### Stated problem
In the entries below, take the lines beginning at the one that has "expand-horizontal-icon (626, 35, 644, 47)" and stopping after the one that has "tooltip-row-turnover: 换手率 5.53%". Write out only those lines, substituting "tooltip-figure" for every "tooltip-value" and leaving everything else unchanged.

### Provided entries
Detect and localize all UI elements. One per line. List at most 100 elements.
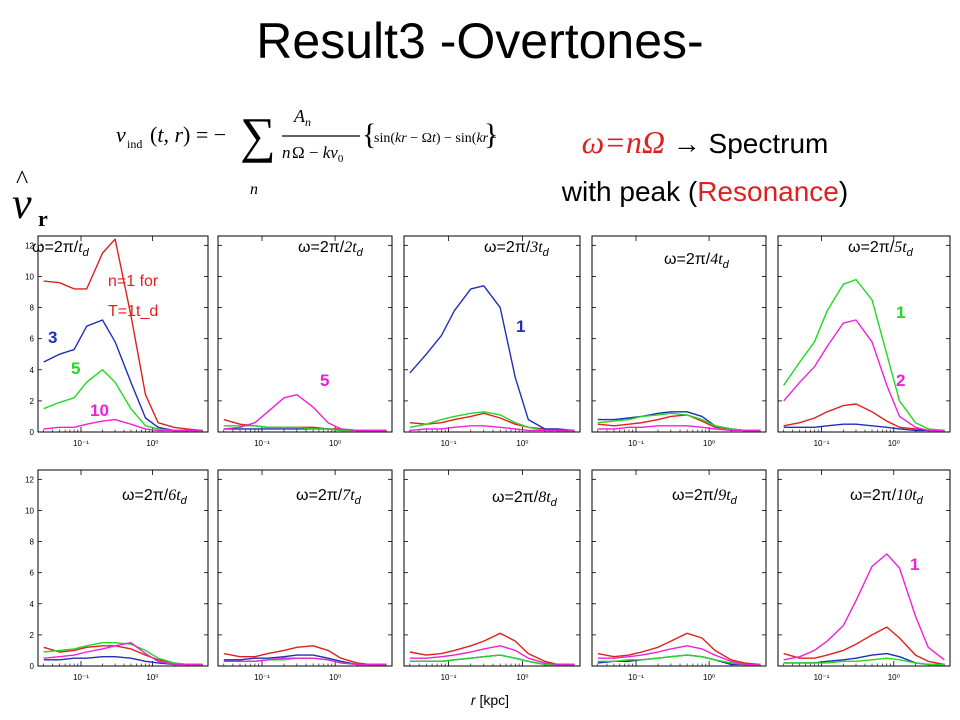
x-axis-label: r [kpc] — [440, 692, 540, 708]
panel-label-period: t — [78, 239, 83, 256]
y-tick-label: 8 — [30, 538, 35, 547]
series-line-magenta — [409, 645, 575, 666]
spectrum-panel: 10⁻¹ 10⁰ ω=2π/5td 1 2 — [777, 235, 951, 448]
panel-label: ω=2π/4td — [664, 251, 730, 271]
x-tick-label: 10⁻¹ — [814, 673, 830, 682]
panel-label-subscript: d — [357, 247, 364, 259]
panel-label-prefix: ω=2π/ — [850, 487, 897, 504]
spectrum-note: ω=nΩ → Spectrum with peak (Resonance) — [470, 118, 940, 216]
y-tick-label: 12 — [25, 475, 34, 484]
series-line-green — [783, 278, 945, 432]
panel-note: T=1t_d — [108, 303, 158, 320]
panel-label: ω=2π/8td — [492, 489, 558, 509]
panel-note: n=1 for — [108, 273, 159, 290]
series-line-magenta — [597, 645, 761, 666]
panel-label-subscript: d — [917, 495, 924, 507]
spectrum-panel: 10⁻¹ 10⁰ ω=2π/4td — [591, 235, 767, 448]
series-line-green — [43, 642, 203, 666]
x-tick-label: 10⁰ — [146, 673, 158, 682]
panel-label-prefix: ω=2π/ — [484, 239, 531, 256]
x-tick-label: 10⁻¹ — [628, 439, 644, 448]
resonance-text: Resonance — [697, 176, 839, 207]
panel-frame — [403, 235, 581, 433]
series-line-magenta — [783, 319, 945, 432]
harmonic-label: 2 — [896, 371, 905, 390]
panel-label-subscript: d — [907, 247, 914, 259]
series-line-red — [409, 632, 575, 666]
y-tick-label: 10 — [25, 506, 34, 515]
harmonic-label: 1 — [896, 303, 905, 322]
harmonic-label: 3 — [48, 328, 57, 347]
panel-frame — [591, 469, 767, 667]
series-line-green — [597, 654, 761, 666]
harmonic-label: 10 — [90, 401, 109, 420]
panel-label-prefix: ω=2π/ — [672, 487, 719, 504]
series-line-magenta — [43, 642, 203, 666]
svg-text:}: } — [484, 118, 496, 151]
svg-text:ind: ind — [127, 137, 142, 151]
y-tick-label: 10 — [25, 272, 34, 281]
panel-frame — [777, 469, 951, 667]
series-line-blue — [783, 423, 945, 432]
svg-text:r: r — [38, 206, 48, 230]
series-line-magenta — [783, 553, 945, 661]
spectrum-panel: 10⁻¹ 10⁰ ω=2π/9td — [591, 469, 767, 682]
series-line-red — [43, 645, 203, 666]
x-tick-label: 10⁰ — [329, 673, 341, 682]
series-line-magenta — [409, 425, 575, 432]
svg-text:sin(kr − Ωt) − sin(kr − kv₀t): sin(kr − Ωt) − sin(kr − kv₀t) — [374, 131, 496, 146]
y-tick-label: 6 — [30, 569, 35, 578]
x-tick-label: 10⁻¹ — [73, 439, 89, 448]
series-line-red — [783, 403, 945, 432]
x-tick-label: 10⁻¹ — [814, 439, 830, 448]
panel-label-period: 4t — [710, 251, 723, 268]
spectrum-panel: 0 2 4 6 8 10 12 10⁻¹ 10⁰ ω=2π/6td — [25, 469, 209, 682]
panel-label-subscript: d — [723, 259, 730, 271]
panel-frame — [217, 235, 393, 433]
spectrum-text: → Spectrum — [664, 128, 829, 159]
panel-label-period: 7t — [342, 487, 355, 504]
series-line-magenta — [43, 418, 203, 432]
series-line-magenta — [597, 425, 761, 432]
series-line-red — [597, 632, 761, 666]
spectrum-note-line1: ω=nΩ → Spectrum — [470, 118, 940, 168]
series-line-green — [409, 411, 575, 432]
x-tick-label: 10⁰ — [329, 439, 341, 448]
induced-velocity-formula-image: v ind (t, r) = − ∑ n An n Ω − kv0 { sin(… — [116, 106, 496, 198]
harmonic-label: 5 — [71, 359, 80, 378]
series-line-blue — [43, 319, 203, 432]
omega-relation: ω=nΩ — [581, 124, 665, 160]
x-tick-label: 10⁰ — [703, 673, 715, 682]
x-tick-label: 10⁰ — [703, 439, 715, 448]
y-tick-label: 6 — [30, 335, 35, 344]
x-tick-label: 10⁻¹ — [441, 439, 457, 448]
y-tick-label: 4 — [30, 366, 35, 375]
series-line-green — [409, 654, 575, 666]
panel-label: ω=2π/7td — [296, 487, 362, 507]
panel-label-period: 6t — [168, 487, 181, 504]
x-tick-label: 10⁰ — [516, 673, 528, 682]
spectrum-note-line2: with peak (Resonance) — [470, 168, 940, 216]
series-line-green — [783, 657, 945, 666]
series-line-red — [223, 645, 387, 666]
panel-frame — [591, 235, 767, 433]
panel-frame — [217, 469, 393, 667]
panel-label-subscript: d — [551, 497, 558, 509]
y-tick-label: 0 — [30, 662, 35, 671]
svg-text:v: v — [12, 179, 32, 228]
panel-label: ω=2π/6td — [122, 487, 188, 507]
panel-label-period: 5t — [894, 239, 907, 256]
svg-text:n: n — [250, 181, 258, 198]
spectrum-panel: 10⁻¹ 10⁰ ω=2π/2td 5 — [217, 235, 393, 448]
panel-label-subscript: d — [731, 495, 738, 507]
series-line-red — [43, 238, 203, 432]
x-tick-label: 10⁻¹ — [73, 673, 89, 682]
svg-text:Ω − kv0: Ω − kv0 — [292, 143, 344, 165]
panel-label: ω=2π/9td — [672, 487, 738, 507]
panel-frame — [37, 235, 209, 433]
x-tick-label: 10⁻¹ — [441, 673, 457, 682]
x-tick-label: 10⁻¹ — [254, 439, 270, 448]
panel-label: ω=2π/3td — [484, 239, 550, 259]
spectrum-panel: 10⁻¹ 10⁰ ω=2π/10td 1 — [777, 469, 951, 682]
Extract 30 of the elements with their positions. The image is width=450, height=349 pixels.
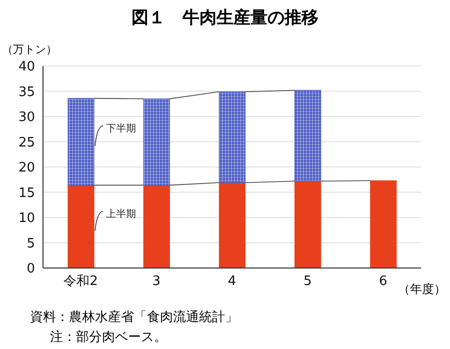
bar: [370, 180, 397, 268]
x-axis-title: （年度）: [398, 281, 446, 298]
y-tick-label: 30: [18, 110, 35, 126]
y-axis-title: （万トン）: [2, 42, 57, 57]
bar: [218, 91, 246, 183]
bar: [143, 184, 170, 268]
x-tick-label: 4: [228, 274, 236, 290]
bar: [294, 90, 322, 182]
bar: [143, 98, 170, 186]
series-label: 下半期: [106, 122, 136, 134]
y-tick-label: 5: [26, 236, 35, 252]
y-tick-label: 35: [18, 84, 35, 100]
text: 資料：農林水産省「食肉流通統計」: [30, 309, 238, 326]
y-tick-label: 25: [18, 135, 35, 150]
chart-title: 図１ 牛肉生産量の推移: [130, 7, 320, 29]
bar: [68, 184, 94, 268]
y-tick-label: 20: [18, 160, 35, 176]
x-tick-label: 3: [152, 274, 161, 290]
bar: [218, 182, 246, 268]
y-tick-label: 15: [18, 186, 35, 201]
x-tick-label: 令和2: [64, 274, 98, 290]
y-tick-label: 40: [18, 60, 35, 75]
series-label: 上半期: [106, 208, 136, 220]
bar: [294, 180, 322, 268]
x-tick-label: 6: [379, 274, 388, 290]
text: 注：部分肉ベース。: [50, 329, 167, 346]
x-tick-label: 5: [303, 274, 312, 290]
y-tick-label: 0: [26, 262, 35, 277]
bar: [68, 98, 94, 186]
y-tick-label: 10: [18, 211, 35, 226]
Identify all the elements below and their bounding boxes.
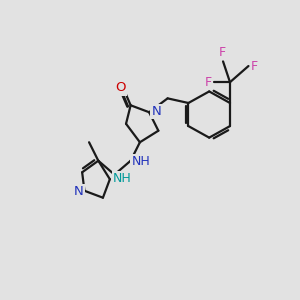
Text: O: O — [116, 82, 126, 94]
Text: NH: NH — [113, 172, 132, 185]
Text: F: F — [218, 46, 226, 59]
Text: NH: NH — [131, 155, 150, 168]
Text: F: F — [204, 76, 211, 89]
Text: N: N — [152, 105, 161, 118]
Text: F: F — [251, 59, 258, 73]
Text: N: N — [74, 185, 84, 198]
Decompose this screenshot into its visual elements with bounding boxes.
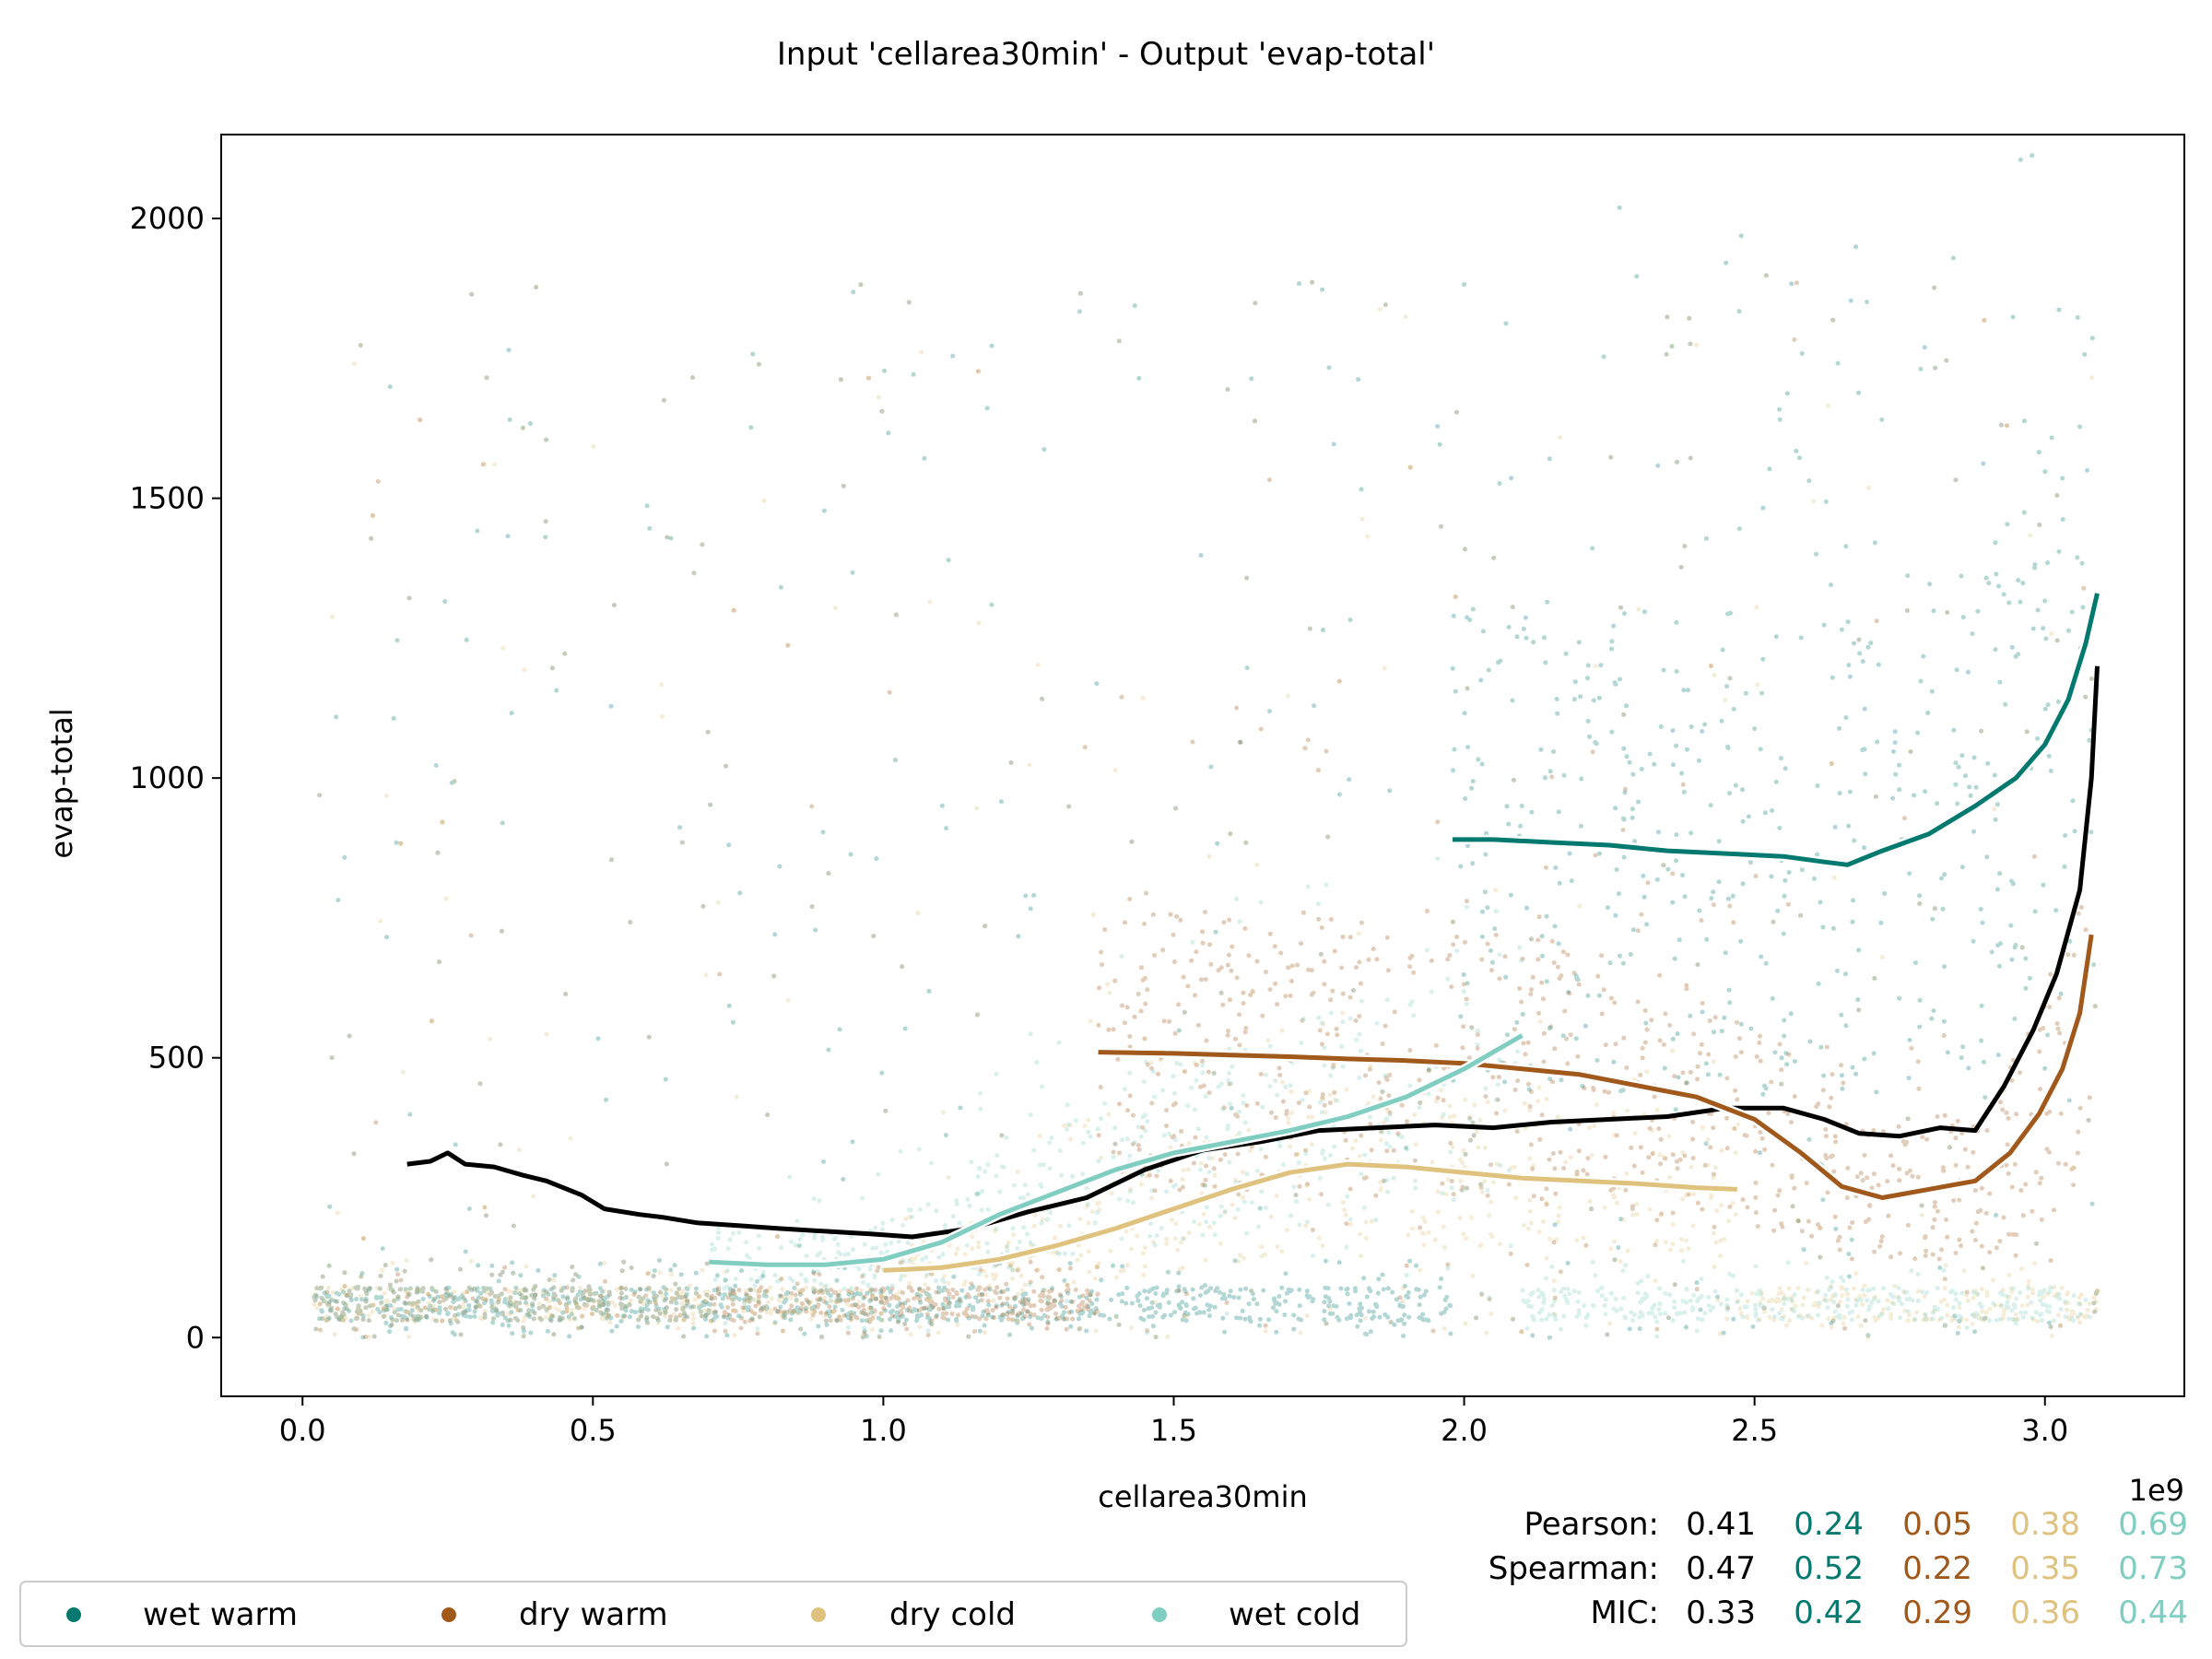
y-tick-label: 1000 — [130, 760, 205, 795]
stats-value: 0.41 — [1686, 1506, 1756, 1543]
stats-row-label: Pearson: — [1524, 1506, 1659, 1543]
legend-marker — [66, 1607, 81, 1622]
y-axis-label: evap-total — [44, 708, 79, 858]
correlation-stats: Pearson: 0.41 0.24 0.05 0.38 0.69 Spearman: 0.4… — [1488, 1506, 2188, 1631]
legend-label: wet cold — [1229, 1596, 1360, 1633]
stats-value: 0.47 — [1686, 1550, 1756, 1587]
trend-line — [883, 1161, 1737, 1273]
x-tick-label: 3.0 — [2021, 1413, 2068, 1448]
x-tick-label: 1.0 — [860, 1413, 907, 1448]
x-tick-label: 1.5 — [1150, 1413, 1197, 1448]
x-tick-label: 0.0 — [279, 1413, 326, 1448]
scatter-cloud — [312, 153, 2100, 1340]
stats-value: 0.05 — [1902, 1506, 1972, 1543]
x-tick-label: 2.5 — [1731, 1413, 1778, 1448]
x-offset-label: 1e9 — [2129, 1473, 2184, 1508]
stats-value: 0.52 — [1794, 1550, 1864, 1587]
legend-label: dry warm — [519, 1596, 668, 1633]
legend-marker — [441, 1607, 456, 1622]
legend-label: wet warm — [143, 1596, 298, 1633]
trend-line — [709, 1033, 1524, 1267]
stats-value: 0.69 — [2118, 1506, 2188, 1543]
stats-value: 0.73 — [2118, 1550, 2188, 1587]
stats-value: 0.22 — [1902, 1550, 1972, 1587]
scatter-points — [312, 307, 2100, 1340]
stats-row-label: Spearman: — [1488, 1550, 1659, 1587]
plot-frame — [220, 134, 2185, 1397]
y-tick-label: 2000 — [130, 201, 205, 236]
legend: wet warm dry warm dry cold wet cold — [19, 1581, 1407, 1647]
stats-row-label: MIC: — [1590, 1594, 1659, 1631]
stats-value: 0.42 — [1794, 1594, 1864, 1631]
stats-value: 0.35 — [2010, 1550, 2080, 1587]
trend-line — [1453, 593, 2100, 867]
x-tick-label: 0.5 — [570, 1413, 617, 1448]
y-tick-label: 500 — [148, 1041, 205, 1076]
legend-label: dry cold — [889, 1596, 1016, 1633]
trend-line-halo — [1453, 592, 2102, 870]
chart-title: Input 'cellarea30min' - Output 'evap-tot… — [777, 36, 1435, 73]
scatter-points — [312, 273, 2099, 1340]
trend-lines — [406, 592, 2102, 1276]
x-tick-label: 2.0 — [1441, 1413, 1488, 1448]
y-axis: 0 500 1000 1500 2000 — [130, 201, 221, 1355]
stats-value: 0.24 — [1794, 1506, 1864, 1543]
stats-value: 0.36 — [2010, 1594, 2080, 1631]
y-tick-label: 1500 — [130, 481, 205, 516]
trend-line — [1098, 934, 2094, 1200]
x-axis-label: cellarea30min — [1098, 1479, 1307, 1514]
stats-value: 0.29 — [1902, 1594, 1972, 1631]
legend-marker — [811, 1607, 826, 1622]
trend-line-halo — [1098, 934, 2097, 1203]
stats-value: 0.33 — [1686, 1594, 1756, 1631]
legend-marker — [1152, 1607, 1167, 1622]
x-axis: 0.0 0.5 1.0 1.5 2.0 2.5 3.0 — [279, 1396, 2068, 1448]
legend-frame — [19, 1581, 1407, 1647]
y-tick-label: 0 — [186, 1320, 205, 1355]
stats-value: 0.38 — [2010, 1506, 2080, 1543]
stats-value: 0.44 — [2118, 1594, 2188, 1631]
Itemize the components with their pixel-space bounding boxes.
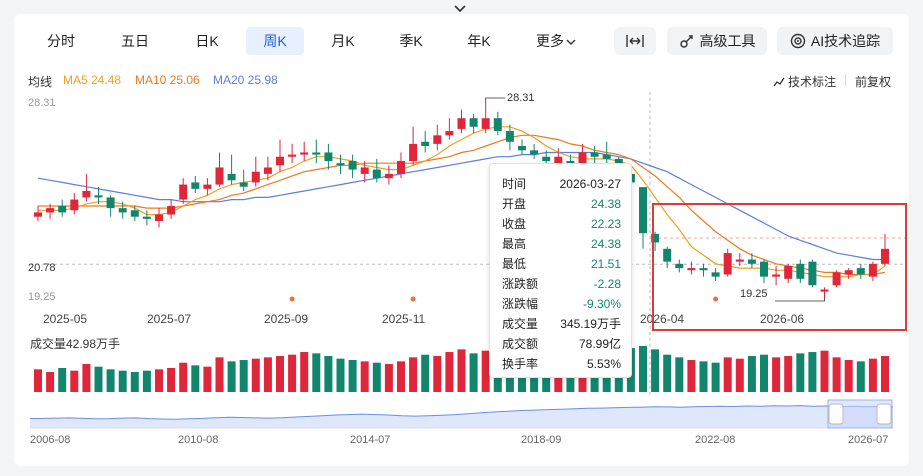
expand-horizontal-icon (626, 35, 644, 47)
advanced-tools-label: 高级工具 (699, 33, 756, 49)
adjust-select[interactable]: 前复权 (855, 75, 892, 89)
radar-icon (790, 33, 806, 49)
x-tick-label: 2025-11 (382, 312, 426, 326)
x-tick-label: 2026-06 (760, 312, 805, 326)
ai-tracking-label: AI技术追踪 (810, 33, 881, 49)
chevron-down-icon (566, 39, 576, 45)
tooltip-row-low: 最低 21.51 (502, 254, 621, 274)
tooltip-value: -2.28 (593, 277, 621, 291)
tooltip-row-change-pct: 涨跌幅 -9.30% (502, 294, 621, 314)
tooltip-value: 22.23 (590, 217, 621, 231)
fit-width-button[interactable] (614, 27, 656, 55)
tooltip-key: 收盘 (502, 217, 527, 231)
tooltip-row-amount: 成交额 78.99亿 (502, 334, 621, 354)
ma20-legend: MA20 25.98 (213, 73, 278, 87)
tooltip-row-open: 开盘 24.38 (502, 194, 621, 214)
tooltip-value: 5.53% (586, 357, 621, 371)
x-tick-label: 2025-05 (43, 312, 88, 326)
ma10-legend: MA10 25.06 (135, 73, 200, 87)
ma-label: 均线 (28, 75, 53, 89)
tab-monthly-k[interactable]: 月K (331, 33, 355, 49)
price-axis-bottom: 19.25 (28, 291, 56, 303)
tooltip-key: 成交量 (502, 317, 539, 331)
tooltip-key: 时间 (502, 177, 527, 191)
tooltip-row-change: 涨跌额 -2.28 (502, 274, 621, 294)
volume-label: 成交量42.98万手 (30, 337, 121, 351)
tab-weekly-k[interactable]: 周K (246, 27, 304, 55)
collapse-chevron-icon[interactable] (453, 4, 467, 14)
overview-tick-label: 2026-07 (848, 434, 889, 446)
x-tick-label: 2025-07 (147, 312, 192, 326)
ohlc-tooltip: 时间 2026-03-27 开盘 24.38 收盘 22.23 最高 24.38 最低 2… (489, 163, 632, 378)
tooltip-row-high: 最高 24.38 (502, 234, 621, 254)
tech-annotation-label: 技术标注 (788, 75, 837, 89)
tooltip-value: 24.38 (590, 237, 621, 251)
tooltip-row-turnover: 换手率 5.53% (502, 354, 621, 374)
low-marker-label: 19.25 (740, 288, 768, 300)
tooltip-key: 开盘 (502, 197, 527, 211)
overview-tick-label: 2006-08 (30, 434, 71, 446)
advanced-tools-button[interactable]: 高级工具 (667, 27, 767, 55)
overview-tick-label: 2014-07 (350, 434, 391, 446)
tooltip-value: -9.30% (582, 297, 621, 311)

### Exercise output
expand-horizontal-icon (626, 35, 644, 47)
advanced-tools-label: 高级工具 (699, 33, 756, 49)
adjust-select[interactable]: 前复权 (855, 75, 892, 89)
radar-icon (790, 33, 806, 49)
x-tick-label: 2025-11 (382, 312, 426, 326)
x-tick-label: 2026-06 (760, 312, 805, 326)
ai-tracking-label: AI技术追踪 (810, 33, 881, 49)
chevron-down-icon (566, 39, 576, 45)
tooltip-row-low: 最低 21.51 (502, 254, 621, 274)
tooltip-figure: -2.28 (593, 277, 621, 291)
tooltip-row-change-pct: 涨跌幅 -9.30% (502, 294, 621, 314)
tooltip-figure: 22.23 (590, 217, 621, 231)
fit-width-button[interactable] (614, 27, 656, 55)
tooltip-key: 收盘 (502, 217, 527, 231)
tooltip-row-amount: 成交额 78.99亿 (502, 334, 621, 354)
ma20-legend: MA20 25.98 (213, 73, 278, 87)
tooltip-row-open: 开盘 24.38 (502, 194, 621, 214)
tooltip-figure: 5.53% (586, 357, 621, 371)
x-tick-label: 2025-05 (43, 312, 88, 326)
ma10-legend: MA10 25.06 (135, 73, 200, 87)
ma-label: 均线 (28, 75, 53, 89)
tab-monthly-k[interactable]: 月K (331, 33, 355, 49)
price-axis-bottom: 19.25 (28, 291, 56, 303)
tooltip-key: 成交量 (502, 317, 539, 331)
tooltip-key: 时间 (502, 177, 527, 191)
tooltip-row-change: 涨跌额 -2.28 (502, 274, 621, 294)
volume-label: 成交量42.98万手 (30, 337, 121, 351)
tab-weekly-k[interactable]: 周K (246, 27, 304, 55)
collapse-chevron-icon[interactable] (453, 4, 467, 14)
overview-tick-label: 2026-07 (848, 434, 889, 446)
x-tick-label: 2025-07 (147, 312, 192, 326)
ohlc-tooltip: 时间 2026-03-27 开盘 24.38 收盘 22.23 最高 24.38 最低 2… (489, 163, 632, 378)
tooltip-row-high: 最高 24.38 (502, 234, 621, 254)
tech-annotation-label: 技术标注 (788, 75, 837, 89)
tooltip-figure: 24.38 (590, 237, 621, 251)
tooltip-row-turnover: 换手率 5.53% (502, 354, 621, 374)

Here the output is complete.